____ RECORDS PROVIDED

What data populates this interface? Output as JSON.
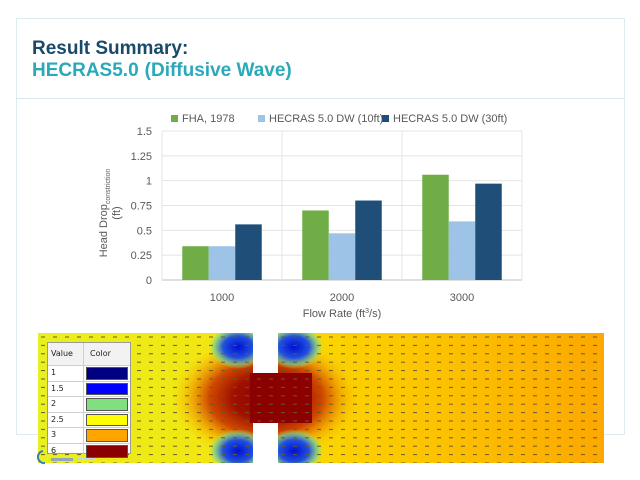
{
  "header": {
    "title": "Result Summary:",
    "subtitle_model": "HECRAS5.0",
    "subtitle_mode": "(Diffusive Wave)"
  },
  "chart_data": {
    "type": "bar",
    "title": "",
    "xlabel": "Flow Rate (ft³/s)",
    "ylabel": "Head Drop",
    "ylabel_subscript": "constriction",
    "ylabel_unit": "(ft)",
    "categories": [
      "1000",
      "2000",
      "3000"
    ],
    "series": [
      {
        "name": "FHA, 1978",
        "color": "#70ad47",
        "values": [
          0.34,
          0.7,
          1.06
        ]
      },
      {
        "name": "HECRAS 5.0 DW (10ft)",
        "color": "#9dc3e6",
        "values": [
          0.34,
          0.47,
          0.59
        ]
      },
      {
        "name": "HECRAS 5.0 DW (30ft)",
        "color": "#1f4e79",
        "values": [
          0.56,
          0.8,
          0.97
        ]
      }
    ],
    "ylim": [
      0,
      1.5
    ],
    "yticks": [
      "0",
      "0.25",
      "0.5",
      "0.75",
      "1",
      "1.25",
      "1.5"
    ],
    "ytick_values": [
      0,
      0.25,
      0.5,
      0.75,
      1,
      1.25,
      1.5
    ],
    "grid": true,
    "legend_position": "top"
  },
  "flow_map": {
    "legend": {
      "header_value": "Value",
      "header_color": "Color",
      "rows": [
        {
          "value": "1",
          "color": "#000080"
        },
        {
          "value": "1.5",
          "color": "#0000ff"
        },
        {
          "value": "2",
          "color": "#80e080"
        },
        {
          "value": "2.5",
          "color": "#ffff00"
        },
        {
          "value": "3",
          "color": "#ffa500"
        },
        {
          "value": "6",
          "color": "#8b0000"
        }
      ]
    }
  }
}
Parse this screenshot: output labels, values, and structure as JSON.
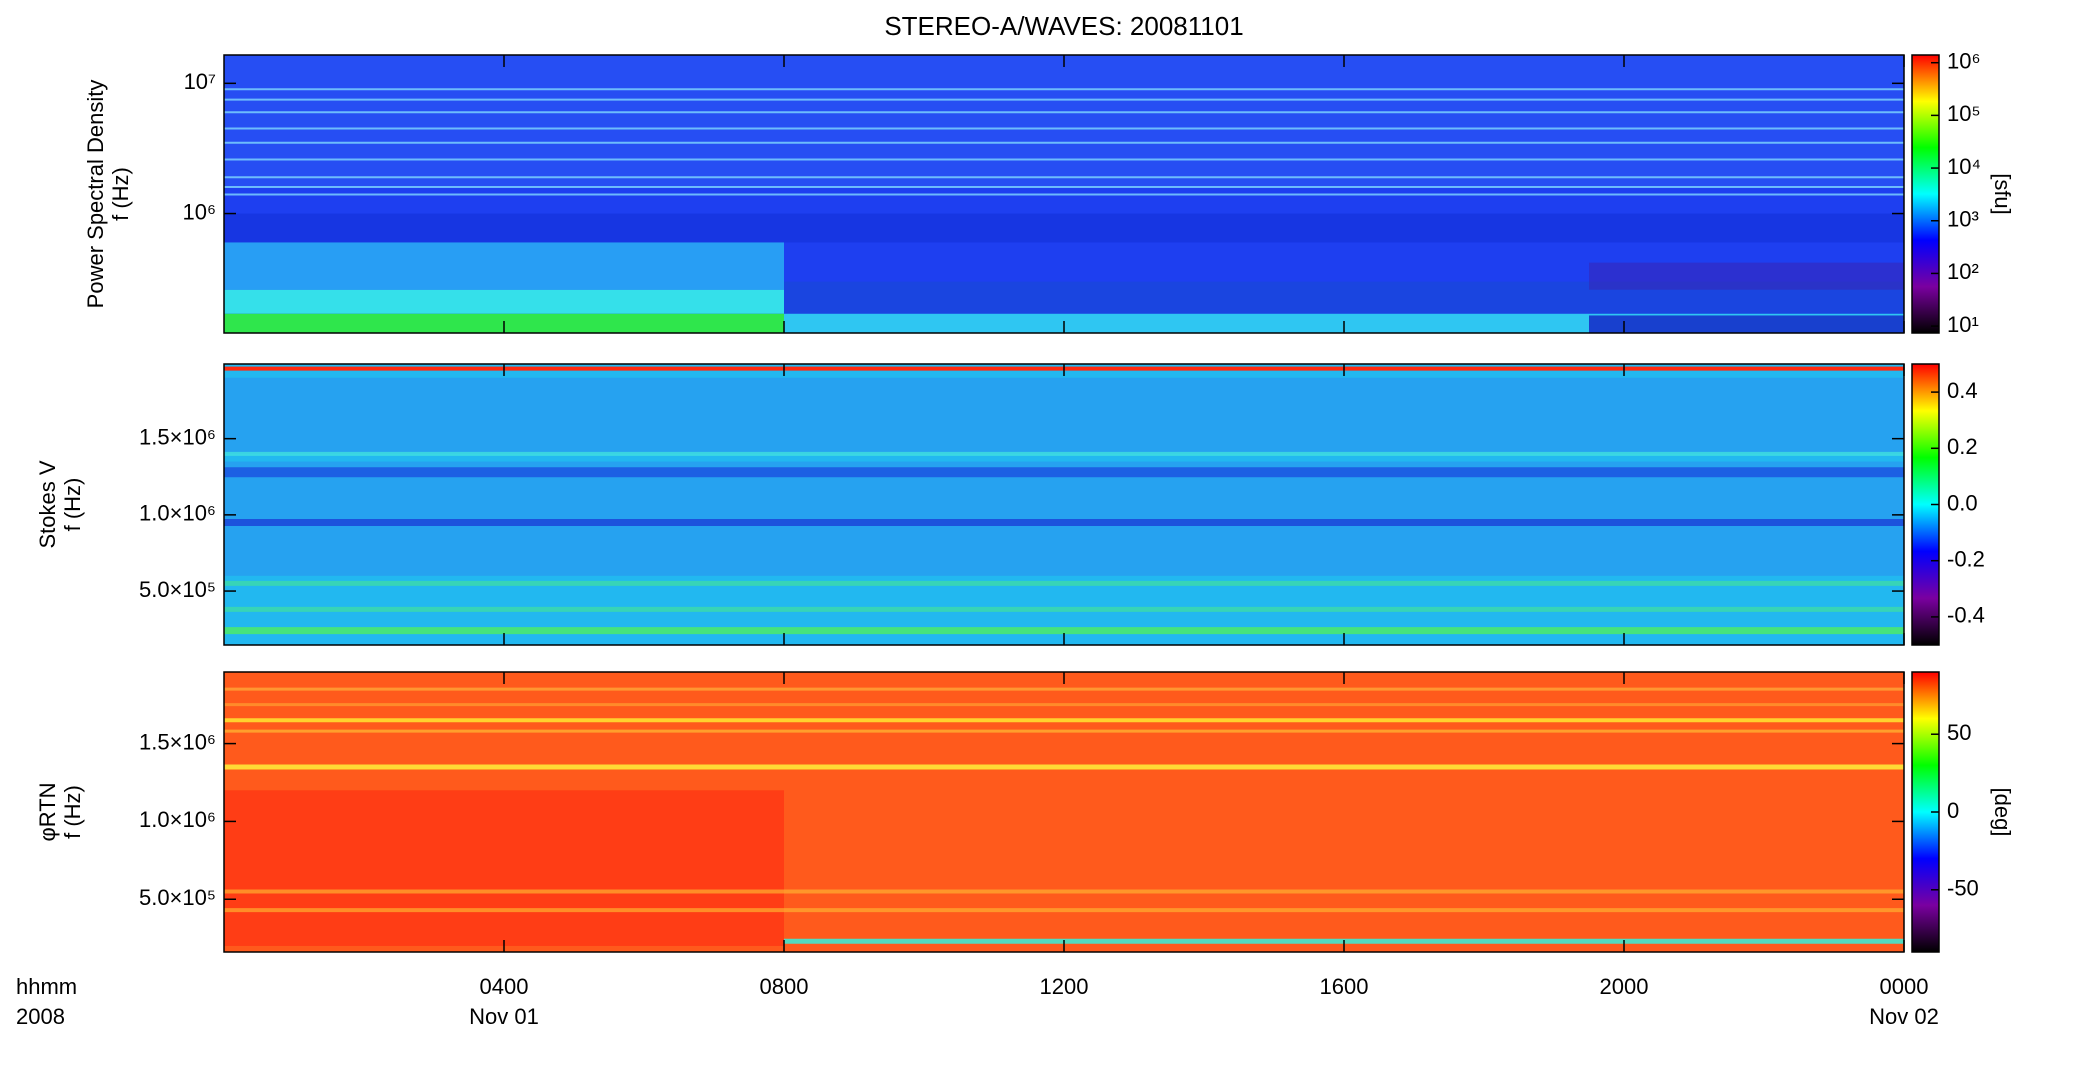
{
  "chart_data": [
    {
      "type": "heatmap",
      "title": "STEREO-A/WAVES: 20081101",
      "ylabel": [
        "Power Spectral Density",
        "f (Hz)"
      ],
      "ylog": true,
      "ylim": [
        121000,
        16500000
      ],
      "yticks": [
        {
          "value": 1000000,
          "label": "10⁶"
        },
        {
          "value": 10000000,
          "label": "10⁷"
        }
      ],
      "xlim": [
        0,
        24
      ],
      "xticks": [
        4,
        8,
        12,
        16,
        20,
        24
      ],
      "colormap": [
        "#000000",
        "#7a00a0",
        "#0000ff",
        "#00ffff",
        "#00ff00",
        "#ffff00",
        "#ff0000"
      ],
      "clog": true,
      "clim": [
        7.4,
        1400000
      ],
      "cticks": [
        {
          "value": 10,
          "label": "10¹"
        },
        {
          "value": 100,
          "label": "10²"
        },
        {
          "value": 1000,
          "label": "10³"
        },
        {
          "value": 10000,
          "label": "10⁴"
        },
        {
          "value": 100000,
          "label": "10⁵"
        },
        {
          "value": 1000000,
          "label": "10⁶"
        }
      ],
      "clabel": "[sfu]"
    },
    {
      "type": "heatmap",
      "ylabel": [
        "Stokes V",
        "f (Hz)"
      ],
      "ylog": false,
      "ylim": [
        146000,
        1990000
      ],
      "yticks": [
        {
          "value": 500000,
          "label": "5.0×10⁵"
        },
        {
          "value": 1000000,
          "label": "1.0×10⁶"
        },
        {
          "value": 1500000,
          "label": "1.5×10⁶"
        }
      ],
      "xlim": [
        0,
        24
      ],
      "xticks": [
        4,
        8,
        12,
        16,
        20,
        24
      ],
      "colormap": [
        "#000000",
        "#7a00a0",
        "#0000ff",
        "#00ffff",
        "#00ff00",
        "#ffff00",
        "#ff0000"
      ],
      "clog": false,
      "clim": [
        -0.5,
        0.5
      ],
      "cticks": [
        -0.4,
        -0.2,
        {
          "value": 0,
          "label": "0.0"
        },
        0.2,
        0.4
      ]
    },
    {
      "type": "heatmap",
      "ylabel": [
        "φRTN",
        "f (Hz)"
      ],
      "ylog": false,
      "ylim": [
        161000,
        1960000
      ],
      "yticks": [
        {
          "value": 500000,
          "label": "5.0×10⁵"
        },
        {
          "value": 1000000,
          "label": "1.0×10⁶"
        },
        {
          "value": 1500000,
          "label": "1.5×10⁶"
        }
      ],
      "xlim": [
        0,
        24
      ],
      "xticks": [
        {
          "value": 4,
          "label": "0400"
        },
        {
          "value": 8,
          "label": "0800"
        },
        {
          "value": 12,
          "label": "1200"
        },
        {
          "value": 16,
          "label": "1600"
        },
        {
          "value": 20,
          "label": "2000"
        },
        {
          "value": 24,
          "label": "0000"
        }
      ],
      "xtick_dates": [
        "Nov 01",
        null,
        null,
        null,
        null,
        "Nov 02"
      ],
      "xlabel": [
        "hhmm",
        "2008"
      ],
      "colormap": [
        "#000000",
        "#7a00a0",
        "#0000ff",
        "#00ffff",
        "#00ff00",
        "#ffff00",
        "#ff0000"
      ],
      "clog": false,
      "clim": [
        -90,
        90
      ],
      "cticks": [
        -50,
        0,
        50
      ],
      "clabel": "[deg]"
    }
  ]
}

________

## DIRECTIONS
Strip out the images, then output the records above word for word.

## PROBLEM SOLUTION
What data populates this interface? Output as JSON.
{
  "header": {
    "title": "Result Summary:",
    "subtitle_model": "HECRAS5.0",
    "subtitle_mode": "(Diffusive Wave)"
  },
  "chart_data": {
    "type": "bar",
    "title": "",
    "xlabel": "Flow Rate (ft³/s)",
    "ylabel": "Head Drop",
    "ylabel_subscript": "constriction",
    "ylabel_unit": "(ft)",
    "categories": [
      "1000",
      "2000",
      "3000"
    ],
    "series": [
      {
        "name": "FHA, 1978",
        "color": "#70ad47",
        "values": [
          0.34,
          0.7,
          1.06
        ]
      },
      {
        "name": "HECRAS 5.0 DW (10ft)",
        "color": "#9dc3e6",
        "values": [
          0.34,
          0.47,
          0.59
        ]
      },
      {
        "name": "HECRAS 5.0 DW (30ft)",
        "color": "#1f4e79",
        "values": [
          0.56,
          0.8,
          0.97
        ]
      }
    ],
    "ylim": [
      0,
      1.5
    ],
    "yticks": [
      "0",
      "0.25",
      "0.5",
      "0.75",
      "1",
      "1.25",
      "1.5"
    ],
    "ytick_values": [
      0,
      0.25,
      0.5,
      0.75,
      1,
      1.25,
      1.5
    ],
    "grid": true,
    "legend_position": "top"
  },
  "flow_map": {
    "legend": {
      "header_value": "Value",
      "header_color": "Color",
      "rows": [
        {
          "value": "1",
          "color": "#000080"
        },
        {
          "value": "1.5",
          "color": "#0000ff"
        },
        {
          "value": "2",
          "color": "#80e080"
        },
        {
          "value": "2.5",
          "color": "#ffff00"
        },
        {
          "value": "3",
          "color": "#ffa500"
        },
        {
          "value": "6",
          "color": "#8b0000"
        }
      ]
    }
  }
}
Parse this screenshot: output labels, values, and structure as JSON.
{
  "chart_data": [
    {
      "type": "heatmap",
      "title": "STEREO-A/WAVES: 20081101",
      "ylabel": [
        "Power Spectral Density",
        "f (Hz)"
      ],
      "ylog": true,
      "ylim": [
        121000,
        16500000
      ],
      "yticks": [
        {
          "value": 1000000,
          "label": "10⁶"
        },
        {
          "value": 10000000,
          "label": "10⁷"
        }
      ],
      "xlim": [
        0,
        24
      ],
      "xticks": [
        4,
        8,
        12,
        16,
        20,
        24
      ],
      "colormap": [
        "#000000",
        "#7a00a0",
        "#0000ff",
        "#00ffff",
        "#00ff00",
        "#ffff00",
        "#ff0000"
      ],
      "clog": true,
      "clim": [
        7.4,
        1400000
      ],
      "cticks": [
        {
          "value": 10,
          "label": "10¹"
        },
        {
          "value": 100,
          "label": "10²"
        },
        {
          "value": 1000,
          "label": "10³"
        },
        {
          "value": 10000,
          "label": "10⁴"
        },
        {
          "value": 100000,
          "label": "10⁵"
        },
        {
          "value": 1000000,
          "label": "10⁶"
        }
      ],
      "clabel": "[sfu]"
    },
    {
      "type": "heatmap",
      "ylabel": [
        "Stokes V",
        "f (Hz)"
      ],
      "ylog": false,
      "ylim": [
        146000,
        1990000
      ],
      "yticks": [
        {
          "value": 500000,
          "label": "5.0×10⁵"
        },
        {
          "value": 1000000,
          "label": "1.0×10⁶"
        },
        {
          "value": 1500000,
          "label": "1.5×10⁶"
        }
      ],
      "xlim": [
        0,
        24
      ],
      "xticks": [
        4,
        8,
        12,
        16,
        20,
        24
      ],
      "colormap": [
        "#000000",
        "#7a00a0",
        "#0000ff",
        "#00ffff",
        "#00ff00",
        "#ffff00",
        "#ff0000"
      ],
      "clog": false,
      "clim": [
        -0.5,
        0.5
      ],
      "cticks": [
        -0.4,
        -0.2,
        {
          "value": 0,
          "label": "0.0"
        },
        0.2,
        0.4
      ]
    },
    {
      "type": "heatmap",
      "ylabel": [
        "φRTN",
        "f (Hz)"
      ],
      "ylog": false,
      "ylim": [
        161000,
        1960000
      ],
      "yticks": [
        {
          "value": 500000,
          "label": "5.0×10⁵"
        },
        {
          "value": 1000000,
          "label": "1.0×10⁶"
        },
        {
          "value": 1500000,
          "label": "1.5×10⁶"
        }
      ],
      "xlim": [
        0,
        24
      ],
      "xticks": [
        {
          "value": 4,
          "label": "0400"
        },
        {
          "value": 8,
          "label": "0800"
        },
        {
          "value": 12,
          "label": "1200"
        },
        {
          "value": 16,
          "label": "1600"
        },
        {
          "value": 20,
          "label": "2000"
        },
        {
          "value": 24,
          "label": "0000"
        }
      ],
      "xtick_dates": [
        "Nov 01",
        null,
        null,
        null,
        null,
        "Nov 02"
      ],
      "xlabel": [
        "hhmm",
        "2008"
      ],
      "colormap": [
        "#000000",
        "#7a00a0",
        "#0000ff",
        "#00ffff",
        "#00ff00",
        "#ffff00",
        "#ff0000"
      ],
      "clog": false,
      "clim": [
        -90,
        90
      ],
      "cticks": [
        -50,
        0,
        50
      ],
      "clabel": "[deg]"
    }
  ]
}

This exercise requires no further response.